+++ EXTRACTED INFORMATION
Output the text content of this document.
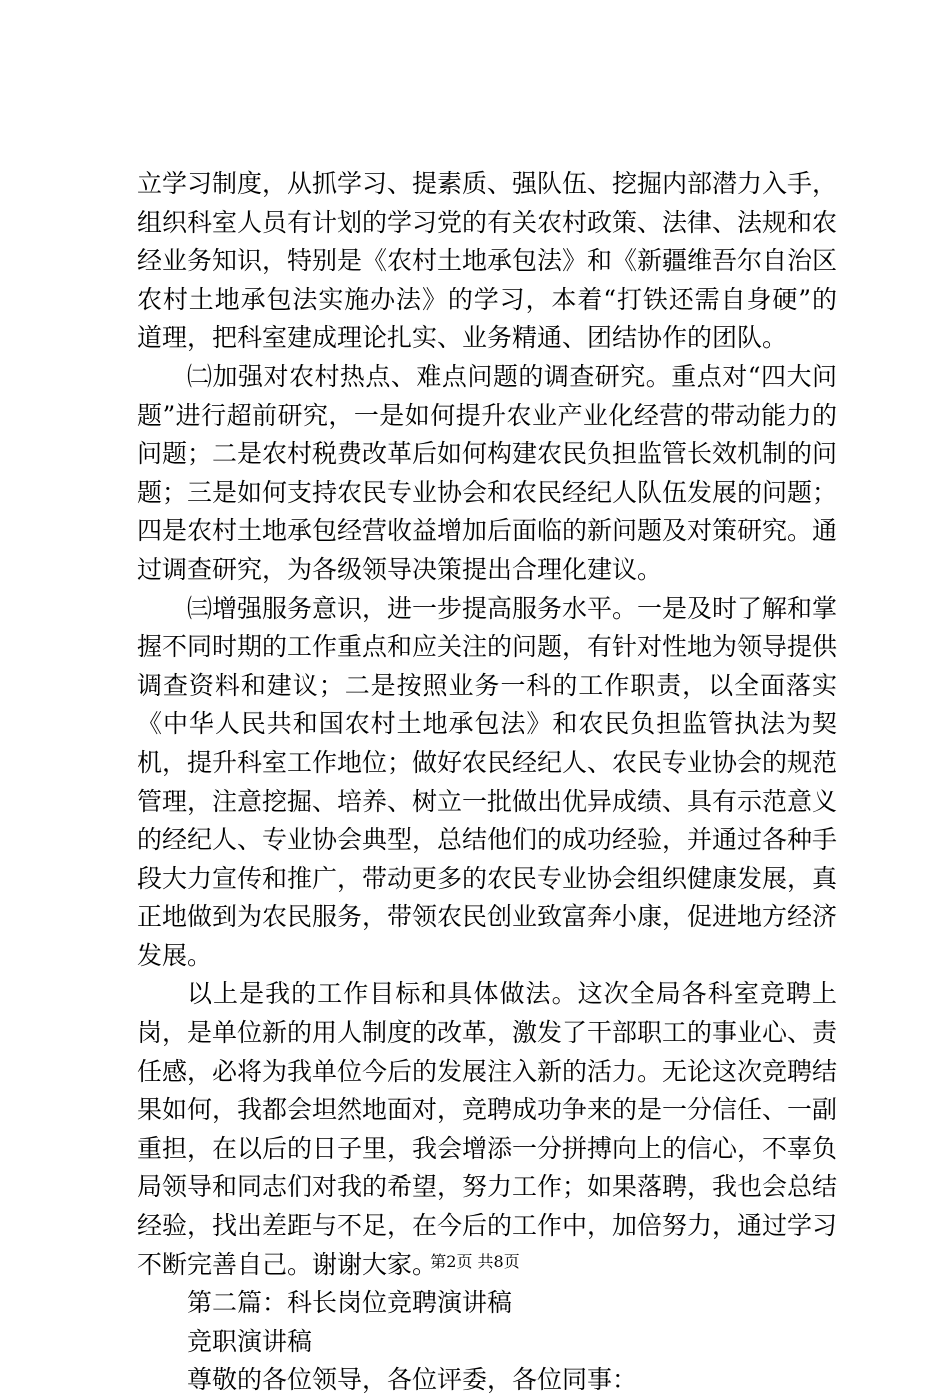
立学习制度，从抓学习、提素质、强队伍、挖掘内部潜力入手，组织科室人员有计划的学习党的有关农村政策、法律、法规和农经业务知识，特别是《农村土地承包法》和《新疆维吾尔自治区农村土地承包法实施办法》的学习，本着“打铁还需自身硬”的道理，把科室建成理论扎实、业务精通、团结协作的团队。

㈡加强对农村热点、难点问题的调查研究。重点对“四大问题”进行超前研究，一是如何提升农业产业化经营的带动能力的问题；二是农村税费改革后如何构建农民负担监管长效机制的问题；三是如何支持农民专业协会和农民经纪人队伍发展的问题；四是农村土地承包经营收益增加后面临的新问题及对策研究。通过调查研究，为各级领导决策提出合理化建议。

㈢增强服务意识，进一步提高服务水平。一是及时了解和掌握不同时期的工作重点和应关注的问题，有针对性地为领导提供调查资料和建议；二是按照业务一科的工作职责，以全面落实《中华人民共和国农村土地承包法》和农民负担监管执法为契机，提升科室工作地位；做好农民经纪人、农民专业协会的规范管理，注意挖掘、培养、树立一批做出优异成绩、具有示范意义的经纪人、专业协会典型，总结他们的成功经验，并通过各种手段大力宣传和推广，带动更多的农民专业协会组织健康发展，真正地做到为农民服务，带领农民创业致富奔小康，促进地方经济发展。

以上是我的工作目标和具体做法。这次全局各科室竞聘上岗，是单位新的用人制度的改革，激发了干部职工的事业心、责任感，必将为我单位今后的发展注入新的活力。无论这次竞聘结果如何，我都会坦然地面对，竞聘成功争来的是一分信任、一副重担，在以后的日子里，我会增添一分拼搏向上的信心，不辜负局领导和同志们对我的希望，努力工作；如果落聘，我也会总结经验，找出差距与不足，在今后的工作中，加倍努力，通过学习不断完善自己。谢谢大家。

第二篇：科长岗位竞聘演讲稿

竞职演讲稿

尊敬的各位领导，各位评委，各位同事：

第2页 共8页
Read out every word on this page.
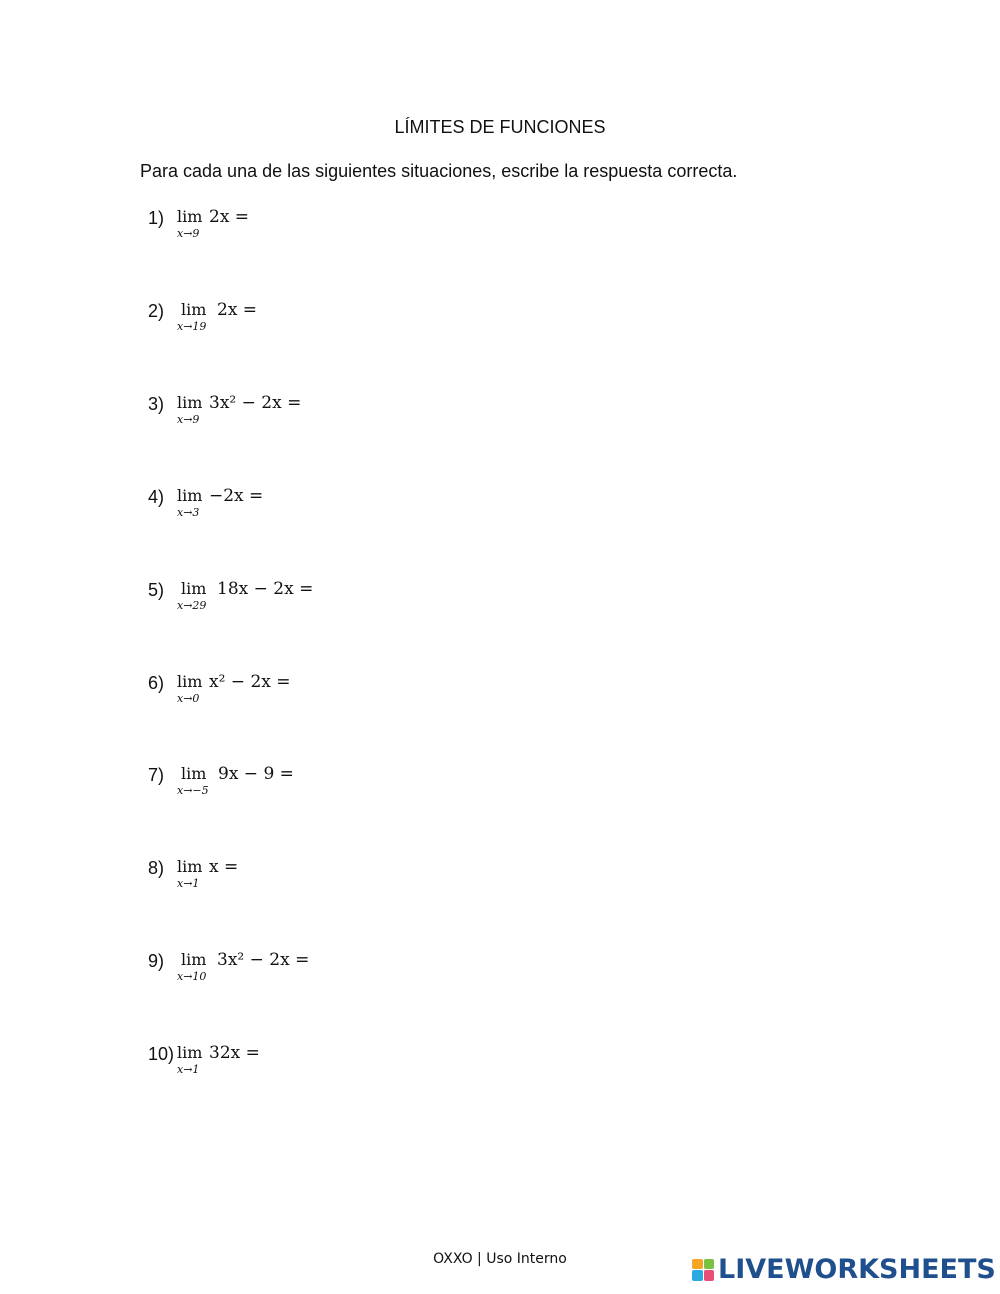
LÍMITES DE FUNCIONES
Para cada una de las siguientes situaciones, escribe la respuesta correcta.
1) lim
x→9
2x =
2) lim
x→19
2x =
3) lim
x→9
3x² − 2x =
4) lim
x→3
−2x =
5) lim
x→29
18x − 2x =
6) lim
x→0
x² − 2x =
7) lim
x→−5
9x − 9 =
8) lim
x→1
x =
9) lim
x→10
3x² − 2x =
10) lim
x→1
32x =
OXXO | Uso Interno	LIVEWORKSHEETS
++++++
JOB:
From the entries above, pull out each line that includes "this".

FINAL RESULT:
Output the text content of this document.
Read out every word on this page.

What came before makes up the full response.